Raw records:

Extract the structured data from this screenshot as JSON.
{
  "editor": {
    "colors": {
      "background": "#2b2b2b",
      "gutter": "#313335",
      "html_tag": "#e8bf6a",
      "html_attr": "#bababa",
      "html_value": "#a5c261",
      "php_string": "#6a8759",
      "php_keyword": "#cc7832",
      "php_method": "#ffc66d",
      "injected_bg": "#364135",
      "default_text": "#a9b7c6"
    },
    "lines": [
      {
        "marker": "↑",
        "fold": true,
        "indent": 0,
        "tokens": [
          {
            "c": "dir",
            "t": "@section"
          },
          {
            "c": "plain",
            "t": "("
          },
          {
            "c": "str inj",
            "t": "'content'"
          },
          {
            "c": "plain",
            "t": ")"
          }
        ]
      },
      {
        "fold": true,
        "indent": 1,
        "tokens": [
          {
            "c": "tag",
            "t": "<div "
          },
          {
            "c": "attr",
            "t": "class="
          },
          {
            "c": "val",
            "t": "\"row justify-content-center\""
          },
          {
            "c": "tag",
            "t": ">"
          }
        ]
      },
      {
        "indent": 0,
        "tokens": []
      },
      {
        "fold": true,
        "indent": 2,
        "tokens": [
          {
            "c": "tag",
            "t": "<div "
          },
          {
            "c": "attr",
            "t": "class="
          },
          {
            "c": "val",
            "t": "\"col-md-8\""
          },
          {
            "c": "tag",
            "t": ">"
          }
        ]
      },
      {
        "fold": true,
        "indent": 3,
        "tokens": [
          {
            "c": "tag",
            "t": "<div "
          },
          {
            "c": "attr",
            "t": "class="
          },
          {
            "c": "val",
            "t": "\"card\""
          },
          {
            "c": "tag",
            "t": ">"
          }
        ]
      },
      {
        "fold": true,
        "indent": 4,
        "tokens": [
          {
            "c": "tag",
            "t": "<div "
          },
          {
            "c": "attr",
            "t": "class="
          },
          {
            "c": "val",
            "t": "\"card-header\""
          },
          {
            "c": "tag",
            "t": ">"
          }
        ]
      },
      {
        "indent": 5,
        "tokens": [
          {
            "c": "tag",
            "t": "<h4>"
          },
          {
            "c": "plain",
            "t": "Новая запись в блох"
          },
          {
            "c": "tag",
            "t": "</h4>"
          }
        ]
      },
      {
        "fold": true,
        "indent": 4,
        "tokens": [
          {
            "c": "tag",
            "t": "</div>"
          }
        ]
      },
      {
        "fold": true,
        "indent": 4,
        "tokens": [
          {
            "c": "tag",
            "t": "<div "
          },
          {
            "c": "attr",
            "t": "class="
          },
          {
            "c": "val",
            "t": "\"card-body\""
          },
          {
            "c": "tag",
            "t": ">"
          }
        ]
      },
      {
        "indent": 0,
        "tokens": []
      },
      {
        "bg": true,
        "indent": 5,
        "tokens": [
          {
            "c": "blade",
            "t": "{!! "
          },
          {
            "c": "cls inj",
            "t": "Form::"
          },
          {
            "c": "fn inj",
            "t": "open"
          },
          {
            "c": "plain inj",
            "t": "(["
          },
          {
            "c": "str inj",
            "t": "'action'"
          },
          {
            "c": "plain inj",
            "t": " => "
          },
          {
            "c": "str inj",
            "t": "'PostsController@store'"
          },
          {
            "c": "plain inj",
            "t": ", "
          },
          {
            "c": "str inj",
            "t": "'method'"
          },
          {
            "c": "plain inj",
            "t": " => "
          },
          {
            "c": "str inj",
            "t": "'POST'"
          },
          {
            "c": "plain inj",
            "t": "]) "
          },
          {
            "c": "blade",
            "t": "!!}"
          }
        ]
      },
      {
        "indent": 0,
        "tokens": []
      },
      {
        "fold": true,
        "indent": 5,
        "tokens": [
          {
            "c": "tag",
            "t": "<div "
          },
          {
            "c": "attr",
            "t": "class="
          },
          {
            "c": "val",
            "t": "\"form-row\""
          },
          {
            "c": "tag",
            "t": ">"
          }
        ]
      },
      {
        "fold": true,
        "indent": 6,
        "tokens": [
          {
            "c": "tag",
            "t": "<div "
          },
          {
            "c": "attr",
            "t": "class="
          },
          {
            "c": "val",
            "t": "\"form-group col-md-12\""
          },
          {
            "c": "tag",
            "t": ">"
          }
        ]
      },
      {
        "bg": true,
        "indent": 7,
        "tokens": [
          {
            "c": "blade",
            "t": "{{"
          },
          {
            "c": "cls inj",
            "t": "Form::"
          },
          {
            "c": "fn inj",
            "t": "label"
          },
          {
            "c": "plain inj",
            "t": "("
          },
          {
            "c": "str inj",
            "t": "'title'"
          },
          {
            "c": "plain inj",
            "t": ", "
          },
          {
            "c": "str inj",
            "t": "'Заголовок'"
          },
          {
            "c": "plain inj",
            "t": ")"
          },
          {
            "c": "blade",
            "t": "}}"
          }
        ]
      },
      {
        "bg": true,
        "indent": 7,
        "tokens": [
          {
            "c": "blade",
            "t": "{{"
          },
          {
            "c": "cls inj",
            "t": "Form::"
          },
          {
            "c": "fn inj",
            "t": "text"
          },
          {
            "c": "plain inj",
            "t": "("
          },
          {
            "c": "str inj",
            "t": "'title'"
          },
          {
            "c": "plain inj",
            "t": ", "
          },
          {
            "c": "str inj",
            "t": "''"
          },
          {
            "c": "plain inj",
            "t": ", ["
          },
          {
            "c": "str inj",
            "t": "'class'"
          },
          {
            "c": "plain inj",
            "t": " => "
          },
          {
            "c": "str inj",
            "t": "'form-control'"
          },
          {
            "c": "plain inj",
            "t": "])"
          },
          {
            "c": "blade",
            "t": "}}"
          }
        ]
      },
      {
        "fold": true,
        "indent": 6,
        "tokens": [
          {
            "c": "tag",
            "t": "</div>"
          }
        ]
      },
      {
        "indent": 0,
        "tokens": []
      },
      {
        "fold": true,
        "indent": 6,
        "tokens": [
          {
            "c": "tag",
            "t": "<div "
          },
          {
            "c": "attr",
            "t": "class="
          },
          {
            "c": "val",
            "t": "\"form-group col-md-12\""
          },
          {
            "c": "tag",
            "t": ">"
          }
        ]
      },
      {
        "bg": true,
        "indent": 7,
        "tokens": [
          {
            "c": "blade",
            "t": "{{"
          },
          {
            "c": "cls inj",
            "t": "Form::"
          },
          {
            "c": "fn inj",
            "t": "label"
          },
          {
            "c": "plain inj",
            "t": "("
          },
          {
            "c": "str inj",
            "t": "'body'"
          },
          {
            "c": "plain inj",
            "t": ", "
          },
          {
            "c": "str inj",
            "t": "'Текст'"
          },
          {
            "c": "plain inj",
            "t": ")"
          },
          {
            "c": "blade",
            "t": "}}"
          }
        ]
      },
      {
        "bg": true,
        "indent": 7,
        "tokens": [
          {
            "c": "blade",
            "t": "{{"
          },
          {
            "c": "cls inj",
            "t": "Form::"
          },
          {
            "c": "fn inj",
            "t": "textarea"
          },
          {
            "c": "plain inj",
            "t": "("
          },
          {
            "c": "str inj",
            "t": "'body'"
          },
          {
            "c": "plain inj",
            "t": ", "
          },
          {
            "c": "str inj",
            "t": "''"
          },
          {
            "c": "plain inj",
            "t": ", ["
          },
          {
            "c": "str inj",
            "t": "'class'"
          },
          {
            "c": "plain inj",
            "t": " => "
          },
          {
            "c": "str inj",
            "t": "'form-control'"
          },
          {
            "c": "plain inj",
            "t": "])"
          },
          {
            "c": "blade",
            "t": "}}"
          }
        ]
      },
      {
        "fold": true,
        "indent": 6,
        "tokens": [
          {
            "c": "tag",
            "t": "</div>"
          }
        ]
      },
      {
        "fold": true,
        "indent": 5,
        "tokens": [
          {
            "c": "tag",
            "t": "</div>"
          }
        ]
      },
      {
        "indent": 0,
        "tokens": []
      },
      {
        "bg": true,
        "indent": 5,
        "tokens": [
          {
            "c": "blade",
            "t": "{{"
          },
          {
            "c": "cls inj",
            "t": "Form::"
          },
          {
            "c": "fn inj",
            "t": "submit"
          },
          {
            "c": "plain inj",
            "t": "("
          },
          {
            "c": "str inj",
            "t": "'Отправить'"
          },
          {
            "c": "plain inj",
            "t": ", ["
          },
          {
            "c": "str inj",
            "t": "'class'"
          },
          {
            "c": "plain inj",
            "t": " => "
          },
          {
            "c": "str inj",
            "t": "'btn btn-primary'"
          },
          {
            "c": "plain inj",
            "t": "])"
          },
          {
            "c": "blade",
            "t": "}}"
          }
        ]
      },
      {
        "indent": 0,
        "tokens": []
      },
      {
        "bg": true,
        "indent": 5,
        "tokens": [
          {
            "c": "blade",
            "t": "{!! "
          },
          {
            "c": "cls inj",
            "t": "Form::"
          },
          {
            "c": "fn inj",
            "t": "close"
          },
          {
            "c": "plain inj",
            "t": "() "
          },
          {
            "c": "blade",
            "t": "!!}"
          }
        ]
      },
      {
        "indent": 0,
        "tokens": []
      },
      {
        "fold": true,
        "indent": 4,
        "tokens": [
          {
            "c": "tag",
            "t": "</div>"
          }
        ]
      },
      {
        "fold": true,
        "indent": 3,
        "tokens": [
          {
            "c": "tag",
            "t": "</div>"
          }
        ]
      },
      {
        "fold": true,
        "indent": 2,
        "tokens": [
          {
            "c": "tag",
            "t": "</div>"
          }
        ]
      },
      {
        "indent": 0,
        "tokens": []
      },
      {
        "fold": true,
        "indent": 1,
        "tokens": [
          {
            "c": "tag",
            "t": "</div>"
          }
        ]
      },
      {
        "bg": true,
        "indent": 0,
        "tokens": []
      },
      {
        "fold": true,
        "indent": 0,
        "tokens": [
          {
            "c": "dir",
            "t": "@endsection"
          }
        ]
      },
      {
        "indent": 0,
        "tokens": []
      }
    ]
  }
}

Given problem: Copy out every line of the data that includes the word "content".

Correct result:
            "t": "'content'"
            "t": "\"row justify-content-center\""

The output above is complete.